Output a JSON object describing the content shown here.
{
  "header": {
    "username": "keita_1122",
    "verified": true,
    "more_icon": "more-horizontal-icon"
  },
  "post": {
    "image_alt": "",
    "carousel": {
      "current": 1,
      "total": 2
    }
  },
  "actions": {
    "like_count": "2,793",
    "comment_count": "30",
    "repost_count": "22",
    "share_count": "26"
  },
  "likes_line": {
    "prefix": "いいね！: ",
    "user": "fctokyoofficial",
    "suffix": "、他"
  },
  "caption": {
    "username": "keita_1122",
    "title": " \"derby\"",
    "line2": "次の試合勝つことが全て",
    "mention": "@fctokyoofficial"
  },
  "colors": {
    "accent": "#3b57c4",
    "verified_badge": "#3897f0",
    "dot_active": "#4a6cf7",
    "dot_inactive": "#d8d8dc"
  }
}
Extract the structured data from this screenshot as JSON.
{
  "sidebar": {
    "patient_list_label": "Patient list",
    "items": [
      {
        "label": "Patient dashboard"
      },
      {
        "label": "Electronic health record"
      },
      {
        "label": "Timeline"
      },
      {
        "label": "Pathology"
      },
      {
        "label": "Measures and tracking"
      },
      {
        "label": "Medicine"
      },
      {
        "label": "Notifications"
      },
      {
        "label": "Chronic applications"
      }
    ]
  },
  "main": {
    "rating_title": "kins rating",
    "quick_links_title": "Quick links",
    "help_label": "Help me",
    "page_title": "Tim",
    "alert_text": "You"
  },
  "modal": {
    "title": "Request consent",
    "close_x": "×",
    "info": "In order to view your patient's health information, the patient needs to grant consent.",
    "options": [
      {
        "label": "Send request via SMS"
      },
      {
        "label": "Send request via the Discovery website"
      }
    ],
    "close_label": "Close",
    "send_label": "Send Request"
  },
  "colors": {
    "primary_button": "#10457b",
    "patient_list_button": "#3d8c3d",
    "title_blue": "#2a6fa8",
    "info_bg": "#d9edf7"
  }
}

## [What is required]
Quote all of the entries exactly as they appear.

## [Correct response]
Output a JSON object describing the content shown here.
{
  "header": {
    "username": "keita_1122",
    "verified": true,
    "more_icon": "more-horizontal-icon"
  },
  "post": {
    "image_alt": "",
    "carousel": {
      "current": 1,
      "total": 2
    }
  },
  "actions": {
    "like_count": "2,793",
    "comment_count": "30",
    "repost_count": "22",
    "share_count": "26"
  },
  "likes_line": {
    "prefix": "いいね！: ",
    "user": "fctokyoofficial",
    "suffix": "、他"
  },
  "caption": {
    "username": "keita_1122",
    "title": " \"derby\"",
    "line2": "次の試合勝つことが全て",
    "mention": "@fctokyoofficial"
  },
  "colors": {
    "accent": "#3b57c4",
    "verified_badge": "#3897f0",
    "dot_active": "#4a6cf7",
    "dot_inactive": "#d8d8dc"
  }
}
Extract the structured data from this screenshot as JSON.
{
  "sidebar": {
    "patient_list_label": "Patient list",
    "items": [
      {
        "label": "Patient dashboard"
      },
      {
        "label": "Electronic health record"
      },
      {
        "label": "Timeline"
      },
      {
        "label": "Pathology"
      },
      {
        "label": "Measures and tracking"
      },
      {
        "label": "Medicine"
      },
      {
        "label": "Notifications"
      },
      {
        "label": "Chronic applications"
      }
    ]
  },
  "main": {
    "rating_title": "kins rating",
    "quick_links_title": "Quick links",
    "help_label": "Help me",
    "page_title": "Tim",
    "alert_text": "You"
  },
  "modal": {
    "title": "Request consent",
    "close_x": "×",
    "info": "In order to view your patient's health information, the patient needs to grant consent.",
    "options": [
      {
        "label": "Send request via SMS"
      },
      {
        "label": "Send request via the Discovery website"
      }
    ],
    "close_label": "Close",
    "send_label": "Send Request"
  },
  "colors": {
    "primary_button": "#10457b",
    "patient_list_button": "#3d8c3d",
    "title_blue": "#2a6fa8",
    "info_bg": "#d9edf7"
  }
}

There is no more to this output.